▸ PROBLEM
Return each line of the data below verbatim; pictures are to be left out.

▸ EXTRACTED INFORMATION
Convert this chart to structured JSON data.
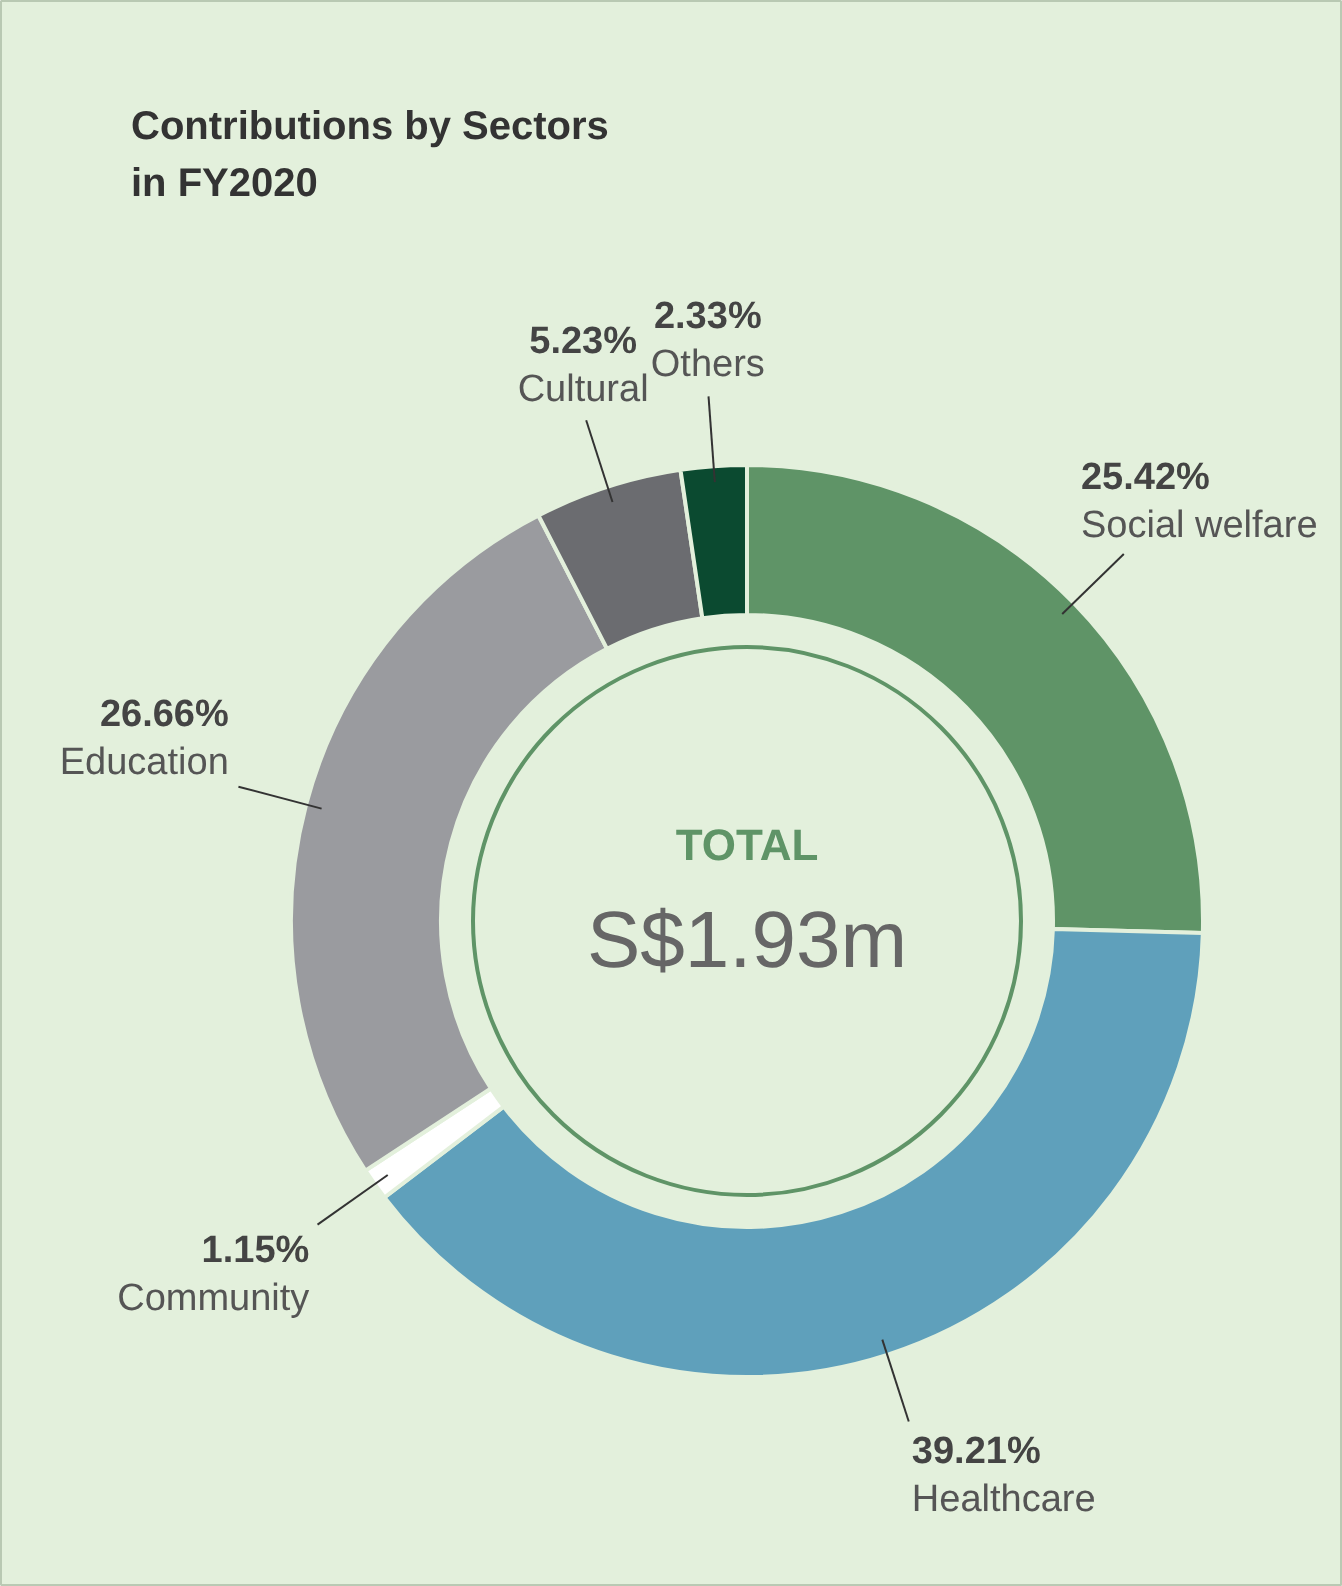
{
  "chart_data": {
    "type": "donut",
    "title": "Contributions by Sectors\nin FY2020",
    "categories": [
      "Social welfare",
      "Healthcare",
      "Community",
      "Education",
      "Cultural",
      "Others"
    ],
    "values": [
      25.42,
      39.21,
      1.15,
      26.66,
      5.23,
      2.33
    ],
    "colors": [
      "#5f9467",
      "#5fa0bb",
      "#ffffff",
      "#9a9b9f",
      "#6b6c70",
      "#0b4a30"
    ],
    "value_labels": [
      "25.42%",
      "39.21%",
      "1.15%",
      "26.66%",
      "5.23%",
      "2.33%"
    ],
    "annotations": [
      "TOTAL",
      "S$1.93m"
    ]
  }
}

▸ FINISHED TASK
Convert this chart to structured JSON data.
{
  "chart_data": {
    "type": "donut",
    "title": "Contributions by Sectors\nin FY2020",
    "categories": [
      "Social welfare",
      "Healthcare",
      "Community",
      "Education",
      "Cultural",
      "Others"
    ],
    "values": [
      25.42,
      39.21,
      1.15,
      26.66,
      5.23,
      2.33
    ],
    "colors": [
      "#5f9467",
      "#5fa0bb",
      "#ffffff",
      "#9a9b9f",
      "#6b6c70",
      "#0b4a30"
    ],
    "value_labels": [
      "25.42%",
      "39.21%",
      "1.15%",
      "26.66%",
      "5.23%",
      "2.33%"
    ],
    "annotations": [
      "TOTAL",
      "S$1.93m"
    ]
  }
}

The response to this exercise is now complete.